*Set exercise:* In the listing below, pick out lines with "Martin".

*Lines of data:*
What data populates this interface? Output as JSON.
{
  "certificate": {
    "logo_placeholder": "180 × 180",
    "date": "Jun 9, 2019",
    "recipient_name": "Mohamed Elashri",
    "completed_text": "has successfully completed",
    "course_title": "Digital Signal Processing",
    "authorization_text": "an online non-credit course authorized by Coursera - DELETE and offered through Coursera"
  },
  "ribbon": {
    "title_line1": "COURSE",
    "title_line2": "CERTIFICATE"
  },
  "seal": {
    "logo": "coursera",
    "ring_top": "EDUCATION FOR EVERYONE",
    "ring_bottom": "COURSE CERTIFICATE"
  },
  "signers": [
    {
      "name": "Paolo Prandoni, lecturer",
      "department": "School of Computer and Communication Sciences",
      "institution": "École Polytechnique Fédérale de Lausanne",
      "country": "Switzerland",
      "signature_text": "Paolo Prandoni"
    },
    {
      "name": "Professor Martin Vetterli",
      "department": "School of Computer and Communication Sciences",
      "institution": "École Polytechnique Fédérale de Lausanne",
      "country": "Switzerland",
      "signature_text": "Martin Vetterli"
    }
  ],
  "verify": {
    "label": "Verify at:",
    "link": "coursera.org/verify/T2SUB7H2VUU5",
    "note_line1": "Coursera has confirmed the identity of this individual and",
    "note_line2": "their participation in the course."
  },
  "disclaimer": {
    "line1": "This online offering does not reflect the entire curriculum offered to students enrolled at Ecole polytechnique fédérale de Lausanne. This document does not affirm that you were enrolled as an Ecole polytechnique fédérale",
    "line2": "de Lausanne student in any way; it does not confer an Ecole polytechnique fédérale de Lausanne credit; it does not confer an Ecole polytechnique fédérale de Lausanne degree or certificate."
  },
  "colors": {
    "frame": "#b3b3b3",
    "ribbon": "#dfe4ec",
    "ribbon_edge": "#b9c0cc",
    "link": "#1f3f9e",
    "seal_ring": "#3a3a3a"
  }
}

*Answer:*
      "name": "Professor Martin Vetterli",
      "signature_text": "Martin Vetterli"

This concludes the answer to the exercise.